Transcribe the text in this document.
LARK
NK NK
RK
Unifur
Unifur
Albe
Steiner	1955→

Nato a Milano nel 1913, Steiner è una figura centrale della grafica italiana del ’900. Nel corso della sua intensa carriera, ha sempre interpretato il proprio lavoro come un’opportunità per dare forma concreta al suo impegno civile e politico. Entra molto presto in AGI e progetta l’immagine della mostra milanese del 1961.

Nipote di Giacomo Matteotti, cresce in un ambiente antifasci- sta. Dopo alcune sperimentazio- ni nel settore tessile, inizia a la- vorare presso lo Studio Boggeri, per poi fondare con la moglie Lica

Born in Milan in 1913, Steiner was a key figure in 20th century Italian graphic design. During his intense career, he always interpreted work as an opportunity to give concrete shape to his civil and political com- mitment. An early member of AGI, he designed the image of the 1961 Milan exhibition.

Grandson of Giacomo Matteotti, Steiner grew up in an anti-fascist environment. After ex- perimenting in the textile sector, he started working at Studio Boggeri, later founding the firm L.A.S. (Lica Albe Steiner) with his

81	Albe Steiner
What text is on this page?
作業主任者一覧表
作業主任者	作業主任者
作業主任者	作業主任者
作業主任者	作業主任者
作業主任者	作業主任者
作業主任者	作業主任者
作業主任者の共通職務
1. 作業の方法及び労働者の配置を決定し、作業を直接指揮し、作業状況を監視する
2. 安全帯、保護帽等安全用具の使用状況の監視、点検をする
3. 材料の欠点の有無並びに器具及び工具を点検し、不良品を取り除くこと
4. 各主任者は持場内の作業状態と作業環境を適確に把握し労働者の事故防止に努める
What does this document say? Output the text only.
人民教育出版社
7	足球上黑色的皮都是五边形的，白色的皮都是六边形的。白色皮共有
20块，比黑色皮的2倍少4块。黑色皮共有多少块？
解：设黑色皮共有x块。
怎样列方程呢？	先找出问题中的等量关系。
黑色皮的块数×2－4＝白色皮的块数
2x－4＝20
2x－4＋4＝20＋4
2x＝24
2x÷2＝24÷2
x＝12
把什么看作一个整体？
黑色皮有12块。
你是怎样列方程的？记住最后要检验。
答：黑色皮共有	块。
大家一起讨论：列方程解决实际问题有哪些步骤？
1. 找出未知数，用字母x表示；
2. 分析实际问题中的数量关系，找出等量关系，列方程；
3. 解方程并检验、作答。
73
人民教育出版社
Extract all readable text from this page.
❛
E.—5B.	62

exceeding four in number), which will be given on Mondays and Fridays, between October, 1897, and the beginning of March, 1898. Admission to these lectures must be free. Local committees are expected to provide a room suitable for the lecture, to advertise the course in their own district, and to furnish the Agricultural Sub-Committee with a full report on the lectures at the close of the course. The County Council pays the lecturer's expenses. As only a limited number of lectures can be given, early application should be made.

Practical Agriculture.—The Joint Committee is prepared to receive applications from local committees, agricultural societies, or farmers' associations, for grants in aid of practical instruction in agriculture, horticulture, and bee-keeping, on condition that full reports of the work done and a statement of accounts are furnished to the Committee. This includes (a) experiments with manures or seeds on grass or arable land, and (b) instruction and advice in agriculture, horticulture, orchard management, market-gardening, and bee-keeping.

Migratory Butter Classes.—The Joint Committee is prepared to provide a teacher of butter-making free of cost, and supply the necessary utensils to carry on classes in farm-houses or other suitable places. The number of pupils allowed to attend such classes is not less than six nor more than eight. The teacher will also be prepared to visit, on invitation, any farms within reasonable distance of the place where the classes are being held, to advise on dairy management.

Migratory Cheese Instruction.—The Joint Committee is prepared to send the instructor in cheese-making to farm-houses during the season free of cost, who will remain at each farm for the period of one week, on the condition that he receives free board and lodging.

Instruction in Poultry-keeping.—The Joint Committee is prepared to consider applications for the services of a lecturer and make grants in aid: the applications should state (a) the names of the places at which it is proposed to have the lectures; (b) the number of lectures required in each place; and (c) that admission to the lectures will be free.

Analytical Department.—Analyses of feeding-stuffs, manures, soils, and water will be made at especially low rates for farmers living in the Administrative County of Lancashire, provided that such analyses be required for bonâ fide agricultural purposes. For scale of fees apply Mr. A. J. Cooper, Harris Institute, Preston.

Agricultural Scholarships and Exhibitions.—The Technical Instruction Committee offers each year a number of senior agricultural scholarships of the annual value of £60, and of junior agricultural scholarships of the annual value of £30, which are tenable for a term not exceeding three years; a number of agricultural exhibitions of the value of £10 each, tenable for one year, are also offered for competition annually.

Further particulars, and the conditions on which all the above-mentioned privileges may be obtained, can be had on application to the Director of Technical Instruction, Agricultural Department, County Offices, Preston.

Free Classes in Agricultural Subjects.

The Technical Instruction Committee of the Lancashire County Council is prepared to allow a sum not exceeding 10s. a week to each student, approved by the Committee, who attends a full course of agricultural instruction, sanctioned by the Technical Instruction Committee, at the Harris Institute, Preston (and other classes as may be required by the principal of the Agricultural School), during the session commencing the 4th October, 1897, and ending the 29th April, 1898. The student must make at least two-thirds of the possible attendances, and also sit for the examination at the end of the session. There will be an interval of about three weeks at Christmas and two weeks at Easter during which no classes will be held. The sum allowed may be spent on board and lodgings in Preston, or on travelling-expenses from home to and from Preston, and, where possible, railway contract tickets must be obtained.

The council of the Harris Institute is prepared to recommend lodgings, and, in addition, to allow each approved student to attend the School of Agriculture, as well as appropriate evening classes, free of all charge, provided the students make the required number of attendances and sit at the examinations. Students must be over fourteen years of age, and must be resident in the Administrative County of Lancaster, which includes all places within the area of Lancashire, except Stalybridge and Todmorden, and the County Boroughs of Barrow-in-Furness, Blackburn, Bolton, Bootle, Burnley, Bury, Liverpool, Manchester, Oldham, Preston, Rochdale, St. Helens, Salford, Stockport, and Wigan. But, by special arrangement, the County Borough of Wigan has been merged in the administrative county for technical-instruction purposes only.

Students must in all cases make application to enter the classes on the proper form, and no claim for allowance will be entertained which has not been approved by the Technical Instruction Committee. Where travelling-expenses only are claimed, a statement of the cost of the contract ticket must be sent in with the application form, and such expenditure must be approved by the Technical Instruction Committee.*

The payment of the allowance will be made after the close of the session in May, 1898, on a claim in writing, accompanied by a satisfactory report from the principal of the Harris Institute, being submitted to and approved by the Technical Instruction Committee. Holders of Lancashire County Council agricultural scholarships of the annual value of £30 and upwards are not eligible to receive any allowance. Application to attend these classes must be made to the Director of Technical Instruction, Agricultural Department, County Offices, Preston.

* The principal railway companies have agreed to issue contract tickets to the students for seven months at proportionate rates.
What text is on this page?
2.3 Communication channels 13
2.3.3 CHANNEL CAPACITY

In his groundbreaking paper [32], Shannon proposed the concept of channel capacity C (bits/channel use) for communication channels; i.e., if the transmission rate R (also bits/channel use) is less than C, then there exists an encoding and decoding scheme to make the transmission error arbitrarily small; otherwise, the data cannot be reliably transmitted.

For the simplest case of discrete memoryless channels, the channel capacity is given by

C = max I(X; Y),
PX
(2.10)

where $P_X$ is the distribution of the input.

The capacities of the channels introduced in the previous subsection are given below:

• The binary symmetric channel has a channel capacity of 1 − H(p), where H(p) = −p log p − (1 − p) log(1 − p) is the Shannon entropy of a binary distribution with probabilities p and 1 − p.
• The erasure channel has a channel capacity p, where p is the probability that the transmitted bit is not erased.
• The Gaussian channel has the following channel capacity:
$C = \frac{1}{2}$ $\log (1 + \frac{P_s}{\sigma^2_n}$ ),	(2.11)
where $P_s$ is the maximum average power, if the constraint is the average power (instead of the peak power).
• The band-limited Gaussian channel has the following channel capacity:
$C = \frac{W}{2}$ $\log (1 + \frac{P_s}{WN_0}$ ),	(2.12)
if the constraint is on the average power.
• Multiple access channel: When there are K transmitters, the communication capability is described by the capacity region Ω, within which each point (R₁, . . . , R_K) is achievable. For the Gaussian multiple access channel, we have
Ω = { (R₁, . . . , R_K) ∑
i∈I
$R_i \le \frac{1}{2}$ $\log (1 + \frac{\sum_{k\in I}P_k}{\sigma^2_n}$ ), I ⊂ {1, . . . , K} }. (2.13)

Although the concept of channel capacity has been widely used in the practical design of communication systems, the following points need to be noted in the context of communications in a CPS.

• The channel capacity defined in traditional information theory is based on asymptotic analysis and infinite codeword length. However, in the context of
+ + + +
STATED TASK -
What is the number of lines in the listing that contain the string "constraint"? Reply with that number alone.

RESPONSE -
2